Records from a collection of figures
** BEGIN **

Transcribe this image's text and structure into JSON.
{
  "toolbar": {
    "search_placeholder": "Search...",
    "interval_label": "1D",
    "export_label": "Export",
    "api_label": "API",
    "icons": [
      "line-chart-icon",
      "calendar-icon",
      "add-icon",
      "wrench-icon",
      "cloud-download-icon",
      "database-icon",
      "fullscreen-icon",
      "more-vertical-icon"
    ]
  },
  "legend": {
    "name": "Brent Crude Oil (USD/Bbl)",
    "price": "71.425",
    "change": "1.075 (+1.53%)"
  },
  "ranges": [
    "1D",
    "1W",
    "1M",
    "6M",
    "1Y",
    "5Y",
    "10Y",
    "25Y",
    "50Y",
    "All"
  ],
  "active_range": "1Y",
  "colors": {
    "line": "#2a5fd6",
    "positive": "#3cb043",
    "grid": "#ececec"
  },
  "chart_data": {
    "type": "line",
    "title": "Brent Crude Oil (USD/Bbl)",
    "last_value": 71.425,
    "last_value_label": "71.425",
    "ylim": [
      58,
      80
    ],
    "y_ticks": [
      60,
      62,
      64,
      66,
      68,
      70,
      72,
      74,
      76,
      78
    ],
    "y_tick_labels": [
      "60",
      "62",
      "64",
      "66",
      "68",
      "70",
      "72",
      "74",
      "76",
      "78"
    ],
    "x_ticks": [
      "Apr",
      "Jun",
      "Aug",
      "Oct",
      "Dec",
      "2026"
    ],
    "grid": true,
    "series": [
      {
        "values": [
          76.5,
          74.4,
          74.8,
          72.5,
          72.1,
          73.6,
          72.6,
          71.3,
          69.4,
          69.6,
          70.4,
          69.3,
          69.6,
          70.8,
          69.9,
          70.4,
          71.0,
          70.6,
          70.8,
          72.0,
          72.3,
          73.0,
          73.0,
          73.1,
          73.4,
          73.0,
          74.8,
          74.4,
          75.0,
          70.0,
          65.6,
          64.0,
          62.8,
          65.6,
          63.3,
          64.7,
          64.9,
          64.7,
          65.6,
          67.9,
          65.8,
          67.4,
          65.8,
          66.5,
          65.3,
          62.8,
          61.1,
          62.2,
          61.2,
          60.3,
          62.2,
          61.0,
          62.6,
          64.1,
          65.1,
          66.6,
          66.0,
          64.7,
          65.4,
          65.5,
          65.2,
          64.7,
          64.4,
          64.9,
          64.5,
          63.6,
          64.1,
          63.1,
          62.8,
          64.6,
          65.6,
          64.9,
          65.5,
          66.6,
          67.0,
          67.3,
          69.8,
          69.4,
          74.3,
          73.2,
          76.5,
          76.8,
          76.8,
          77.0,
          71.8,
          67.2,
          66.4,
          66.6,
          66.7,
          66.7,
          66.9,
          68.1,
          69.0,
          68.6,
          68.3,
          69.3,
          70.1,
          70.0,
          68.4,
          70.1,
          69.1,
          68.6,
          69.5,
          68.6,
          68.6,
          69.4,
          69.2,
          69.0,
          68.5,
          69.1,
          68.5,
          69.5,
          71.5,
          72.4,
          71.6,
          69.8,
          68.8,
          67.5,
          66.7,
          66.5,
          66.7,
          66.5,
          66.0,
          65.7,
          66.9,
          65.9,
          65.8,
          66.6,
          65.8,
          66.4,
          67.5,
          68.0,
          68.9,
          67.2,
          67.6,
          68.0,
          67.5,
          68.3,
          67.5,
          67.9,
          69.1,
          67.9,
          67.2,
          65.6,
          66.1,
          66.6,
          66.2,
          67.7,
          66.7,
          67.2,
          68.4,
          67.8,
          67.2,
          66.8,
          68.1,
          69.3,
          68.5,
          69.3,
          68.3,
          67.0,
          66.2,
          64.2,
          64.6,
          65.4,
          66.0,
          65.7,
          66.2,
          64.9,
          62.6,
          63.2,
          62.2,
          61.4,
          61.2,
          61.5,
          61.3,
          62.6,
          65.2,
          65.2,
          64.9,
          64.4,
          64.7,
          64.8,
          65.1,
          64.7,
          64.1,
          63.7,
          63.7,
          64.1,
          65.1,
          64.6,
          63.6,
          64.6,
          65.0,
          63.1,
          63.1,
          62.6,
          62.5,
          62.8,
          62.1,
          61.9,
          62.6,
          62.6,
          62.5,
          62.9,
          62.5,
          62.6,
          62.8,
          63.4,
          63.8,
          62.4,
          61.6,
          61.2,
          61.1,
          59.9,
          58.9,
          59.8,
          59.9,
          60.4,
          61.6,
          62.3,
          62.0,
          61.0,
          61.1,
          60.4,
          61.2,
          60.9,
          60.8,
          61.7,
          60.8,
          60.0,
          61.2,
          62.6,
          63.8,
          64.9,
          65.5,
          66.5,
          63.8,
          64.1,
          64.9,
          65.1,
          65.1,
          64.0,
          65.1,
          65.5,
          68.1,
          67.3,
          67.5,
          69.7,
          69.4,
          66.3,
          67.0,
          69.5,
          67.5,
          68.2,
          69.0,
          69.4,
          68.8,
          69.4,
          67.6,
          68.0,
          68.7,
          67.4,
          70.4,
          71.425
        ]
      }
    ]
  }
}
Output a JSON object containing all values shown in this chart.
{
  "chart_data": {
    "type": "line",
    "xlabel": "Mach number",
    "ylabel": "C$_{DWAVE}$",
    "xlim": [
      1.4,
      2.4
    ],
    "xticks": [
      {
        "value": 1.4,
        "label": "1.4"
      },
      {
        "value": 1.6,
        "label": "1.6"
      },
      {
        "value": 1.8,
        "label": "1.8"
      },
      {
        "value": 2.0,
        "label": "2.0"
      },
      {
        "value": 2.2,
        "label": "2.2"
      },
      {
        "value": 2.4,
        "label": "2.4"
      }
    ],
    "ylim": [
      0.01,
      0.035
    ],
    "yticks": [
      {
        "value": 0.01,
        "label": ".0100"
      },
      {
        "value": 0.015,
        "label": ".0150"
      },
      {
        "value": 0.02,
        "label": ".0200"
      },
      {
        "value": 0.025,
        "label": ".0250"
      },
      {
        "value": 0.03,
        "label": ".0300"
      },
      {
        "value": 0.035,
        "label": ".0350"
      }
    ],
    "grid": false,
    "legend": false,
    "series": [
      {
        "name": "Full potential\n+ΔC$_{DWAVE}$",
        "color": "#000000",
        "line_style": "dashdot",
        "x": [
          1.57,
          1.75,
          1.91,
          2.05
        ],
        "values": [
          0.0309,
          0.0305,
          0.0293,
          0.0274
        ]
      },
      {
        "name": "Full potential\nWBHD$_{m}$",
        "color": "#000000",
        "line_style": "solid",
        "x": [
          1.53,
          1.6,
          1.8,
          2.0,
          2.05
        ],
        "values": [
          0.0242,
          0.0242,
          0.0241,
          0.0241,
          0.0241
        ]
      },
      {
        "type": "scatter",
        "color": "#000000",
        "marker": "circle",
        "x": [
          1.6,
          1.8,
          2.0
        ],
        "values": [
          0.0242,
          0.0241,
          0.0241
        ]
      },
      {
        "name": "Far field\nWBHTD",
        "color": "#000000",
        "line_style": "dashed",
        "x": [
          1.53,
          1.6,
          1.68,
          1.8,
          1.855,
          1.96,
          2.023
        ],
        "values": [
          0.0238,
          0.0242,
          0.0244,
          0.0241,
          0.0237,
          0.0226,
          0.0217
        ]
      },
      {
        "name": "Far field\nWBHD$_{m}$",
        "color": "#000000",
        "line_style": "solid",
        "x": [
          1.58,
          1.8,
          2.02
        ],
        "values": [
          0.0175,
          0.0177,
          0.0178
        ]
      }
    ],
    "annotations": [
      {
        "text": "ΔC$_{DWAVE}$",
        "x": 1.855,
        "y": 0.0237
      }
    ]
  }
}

** END **

INSTRUCTIONS TO FOLLOW –
From the entries above, copy every line where the word "JSON" shows up.

CORRECT OUTPUT –
Transcribe this image's text and structure into JSON.
Output a JSON object containing all values shown in this chart.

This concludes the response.